**Task to carry out:** Count the lines below that include the word "dark" and write that number alone.

◇ ◇ ◇ ◇

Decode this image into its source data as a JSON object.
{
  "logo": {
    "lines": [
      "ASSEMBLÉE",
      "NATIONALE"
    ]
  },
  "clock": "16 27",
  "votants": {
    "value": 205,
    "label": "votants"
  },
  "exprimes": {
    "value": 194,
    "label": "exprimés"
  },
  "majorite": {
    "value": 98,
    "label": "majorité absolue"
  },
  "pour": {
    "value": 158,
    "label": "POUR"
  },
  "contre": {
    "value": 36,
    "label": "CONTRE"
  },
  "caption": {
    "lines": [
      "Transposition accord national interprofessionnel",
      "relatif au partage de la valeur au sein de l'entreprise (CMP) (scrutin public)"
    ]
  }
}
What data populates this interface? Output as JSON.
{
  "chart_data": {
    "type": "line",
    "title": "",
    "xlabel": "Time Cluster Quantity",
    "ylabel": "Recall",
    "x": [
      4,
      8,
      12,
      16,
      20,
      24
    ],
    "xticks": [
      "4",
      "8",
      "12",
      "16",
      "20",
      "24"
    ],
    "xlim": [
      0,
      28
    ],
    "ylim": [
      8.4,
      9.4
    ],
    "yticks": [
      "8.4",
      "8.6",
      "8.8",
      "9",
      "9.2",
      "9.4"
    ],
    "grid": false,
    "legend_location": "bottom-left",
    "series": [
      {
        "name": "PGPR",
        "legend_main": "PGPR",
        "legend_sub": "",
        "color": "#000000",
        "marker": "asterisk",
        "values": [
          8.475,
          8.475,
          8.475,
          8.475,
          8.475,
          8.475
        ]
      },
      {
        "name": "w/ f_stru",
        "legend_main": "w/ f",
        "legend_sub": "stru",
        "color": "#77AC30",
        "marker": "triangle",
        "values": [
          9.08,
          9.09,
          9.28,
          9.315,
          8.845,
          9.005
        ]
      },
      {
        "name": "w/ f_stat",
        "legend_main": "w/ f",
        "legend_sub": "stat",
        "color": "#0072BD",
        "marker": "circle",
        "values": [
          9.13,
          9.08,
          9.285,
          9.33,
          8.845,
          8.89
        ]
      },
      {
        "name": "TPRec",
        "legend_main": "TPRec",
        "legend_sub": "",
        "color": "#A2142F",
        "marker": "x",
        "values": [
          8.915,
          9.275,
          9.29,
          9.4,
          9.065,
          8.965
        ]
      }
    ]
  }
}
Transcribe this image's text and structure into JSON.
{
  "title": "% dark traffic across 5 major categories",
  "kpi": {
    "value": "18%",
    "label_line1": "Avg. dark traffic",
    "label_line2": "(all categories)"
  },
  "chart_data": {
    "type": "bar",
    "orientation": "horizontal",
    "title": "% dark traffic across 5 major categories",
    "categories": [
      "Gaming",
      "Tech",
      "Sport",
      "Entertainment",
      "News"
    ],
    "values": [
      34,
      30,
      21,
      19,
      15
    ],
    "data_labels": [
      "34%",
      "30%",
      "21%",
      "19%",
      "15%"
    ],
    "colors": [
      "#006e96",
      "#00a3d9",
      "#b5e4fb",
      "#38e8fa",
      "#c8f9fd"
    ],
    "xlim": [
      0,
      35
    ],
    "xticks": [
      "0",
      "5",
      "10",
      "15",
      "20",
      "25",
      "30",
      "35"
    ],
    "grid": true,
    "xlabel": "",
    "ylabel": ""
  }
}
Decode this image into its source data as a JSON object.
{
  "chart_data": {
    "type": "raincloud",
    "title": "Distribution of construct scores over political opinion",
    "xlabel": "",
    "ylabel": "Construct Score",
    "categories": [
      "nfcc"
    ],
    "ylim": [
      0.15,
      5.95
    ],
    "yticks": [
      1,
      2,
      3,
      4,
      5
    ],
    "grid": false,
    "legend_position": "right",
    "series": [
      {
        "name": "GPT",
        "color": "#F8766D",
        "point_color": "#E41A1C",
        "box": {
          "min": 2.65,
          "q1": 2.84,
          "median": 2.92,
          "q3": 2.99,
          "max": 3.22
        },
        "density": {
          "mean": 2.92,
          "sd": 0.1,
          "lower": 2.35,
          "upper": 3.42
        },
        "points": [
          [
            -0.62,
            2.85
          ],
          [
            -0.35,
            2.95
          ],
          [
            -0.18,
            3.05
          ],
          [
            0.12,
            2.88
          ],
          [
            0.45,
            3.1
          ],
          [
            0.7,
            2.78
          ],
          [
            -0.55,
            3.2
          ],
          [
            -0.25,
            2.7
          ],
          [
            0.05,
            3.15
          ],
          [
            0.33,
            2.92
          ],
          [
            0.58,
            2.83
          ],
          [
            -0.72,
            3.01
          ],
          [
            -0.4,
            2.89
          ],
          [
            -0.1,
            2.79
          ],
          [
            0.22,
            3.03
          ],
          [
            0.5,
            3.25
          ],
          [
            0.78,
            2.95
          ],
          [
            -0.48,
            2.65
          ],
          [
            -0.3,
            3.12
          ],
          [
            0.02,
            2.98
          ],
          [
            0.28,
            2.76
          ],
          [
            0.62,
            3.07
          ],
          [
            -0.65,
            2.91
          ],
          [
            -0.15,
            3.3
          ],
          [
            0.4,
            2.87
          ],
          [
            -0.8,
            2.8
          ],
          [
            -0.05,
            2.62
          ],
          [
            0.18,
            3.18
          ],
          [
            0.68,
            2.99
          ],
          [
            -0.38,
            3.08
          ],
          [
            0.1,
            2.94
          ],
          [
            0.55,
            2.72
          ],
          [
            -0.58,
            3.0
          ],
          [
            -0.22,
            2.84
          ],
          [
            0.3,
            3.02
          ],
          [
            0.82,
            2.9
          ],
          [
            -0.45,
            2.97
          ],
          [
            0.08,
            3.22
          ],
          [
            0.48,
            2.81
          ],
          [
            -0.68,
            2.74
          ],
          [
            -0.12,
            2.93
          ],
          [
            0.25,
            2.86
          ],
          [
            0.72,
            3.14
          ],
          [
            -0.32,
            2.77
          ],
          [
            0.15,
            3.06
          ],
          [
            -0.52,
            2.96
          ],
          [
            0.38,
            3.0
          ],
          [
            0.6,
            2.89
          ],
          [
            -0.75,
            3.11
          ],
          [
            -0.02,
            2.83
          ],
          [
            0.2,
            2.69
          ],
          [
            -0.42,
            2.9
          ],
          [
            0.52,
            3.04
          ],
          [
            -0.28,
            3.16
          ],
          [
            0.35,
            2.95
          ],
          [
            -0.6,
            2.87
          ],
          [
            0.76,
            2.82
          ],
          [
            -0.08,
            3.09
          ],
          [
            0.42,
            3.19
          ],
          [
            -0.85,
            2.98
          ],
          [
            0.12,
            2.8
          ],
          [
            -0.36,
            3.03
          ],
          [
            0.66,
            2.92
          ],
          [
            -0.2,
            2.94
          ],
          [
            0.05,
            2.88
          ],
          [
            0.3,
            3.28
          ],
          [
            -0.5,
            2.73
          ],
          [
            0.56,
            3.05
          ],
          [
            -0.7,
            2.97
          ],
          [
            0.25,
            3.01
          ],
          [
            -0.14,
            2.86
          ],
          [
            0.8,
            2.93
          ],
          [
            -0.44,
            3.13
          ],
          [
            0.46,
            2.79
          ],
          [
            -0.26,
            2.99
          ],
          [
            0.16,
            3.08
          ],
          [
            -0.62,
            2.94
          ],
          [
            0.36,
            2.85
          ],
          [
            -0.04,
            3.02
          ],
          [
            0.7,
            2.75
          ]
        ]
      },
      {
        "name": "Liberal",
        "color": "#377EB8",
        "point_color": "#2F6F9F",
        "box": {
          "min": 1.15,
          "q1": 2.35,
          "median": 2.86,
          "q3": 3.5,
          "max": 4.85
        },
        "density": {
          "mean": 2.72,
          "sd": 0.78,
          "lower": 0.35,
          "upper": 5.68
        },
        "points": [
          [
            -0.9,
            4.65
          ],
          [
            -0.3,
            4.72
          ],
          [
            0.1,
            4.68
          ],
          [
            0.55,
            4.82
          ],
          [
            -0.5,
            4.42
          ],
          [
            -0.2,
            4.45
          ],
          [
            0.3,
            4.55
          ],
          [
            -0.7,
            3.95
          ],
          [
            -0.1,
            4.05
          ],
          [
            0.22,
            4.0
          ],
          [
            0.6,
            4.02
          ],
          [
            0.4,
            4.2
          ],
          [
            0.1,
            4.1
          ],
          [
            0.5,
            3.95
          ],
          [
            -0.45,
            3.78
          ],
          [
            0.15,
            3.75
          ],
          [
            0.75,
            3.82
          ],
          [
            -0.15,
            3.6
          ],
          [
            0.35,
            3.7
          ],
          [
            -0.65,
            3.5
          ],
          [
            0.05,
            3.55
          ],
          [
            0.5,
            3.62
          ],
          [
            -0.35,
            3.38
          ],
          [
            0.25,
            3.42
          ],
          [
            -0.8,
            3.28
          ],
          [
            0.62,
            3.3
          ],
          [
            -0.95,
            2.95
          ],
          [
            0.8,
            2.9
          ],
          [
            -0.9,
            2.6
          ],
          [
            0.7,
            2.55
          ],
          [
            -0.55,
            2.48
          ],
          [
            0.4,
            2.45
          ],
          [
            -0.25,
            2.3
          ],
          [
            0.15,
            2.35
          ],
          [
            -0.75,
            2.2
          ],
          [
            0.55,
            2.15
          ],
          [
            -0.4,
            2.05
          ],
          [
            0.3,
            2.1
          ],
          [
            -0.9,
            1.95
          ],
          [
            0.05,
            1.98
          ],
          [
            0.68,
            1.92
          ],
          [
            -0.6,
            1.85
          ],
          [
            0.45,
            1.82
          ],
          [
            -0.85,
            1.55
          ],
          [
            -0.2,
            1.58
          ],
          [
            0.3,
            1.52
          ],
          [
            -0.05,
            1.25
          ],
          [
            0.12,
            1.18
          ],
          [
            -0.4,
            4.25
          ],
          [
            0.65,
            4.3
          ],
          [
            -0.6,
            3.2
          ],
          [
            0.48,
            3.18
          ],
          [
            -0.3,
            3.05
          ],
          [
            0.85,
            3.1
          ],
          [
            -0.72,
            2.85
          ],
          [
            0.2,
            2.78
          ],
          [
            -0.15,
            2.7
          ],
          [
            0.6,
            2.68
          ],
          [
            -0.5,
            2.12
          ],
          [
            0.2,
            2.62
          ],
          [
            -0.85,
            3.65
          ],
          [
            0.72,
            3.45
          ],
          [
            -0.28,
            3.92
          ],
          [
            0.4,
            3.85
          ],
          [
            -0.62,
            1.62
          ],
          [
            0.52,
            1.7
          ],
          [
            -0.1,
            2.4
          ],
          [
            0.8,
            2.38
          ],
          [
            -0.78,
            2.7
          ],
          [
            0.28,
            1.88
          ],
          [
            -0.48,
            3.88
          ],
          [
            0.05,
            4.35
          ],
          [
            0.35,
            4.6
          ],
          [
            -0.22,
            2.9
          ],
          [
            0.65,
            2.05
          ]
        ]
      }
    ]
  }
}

◇ ◇ ◇ ◇

**Solution for this problem:** 3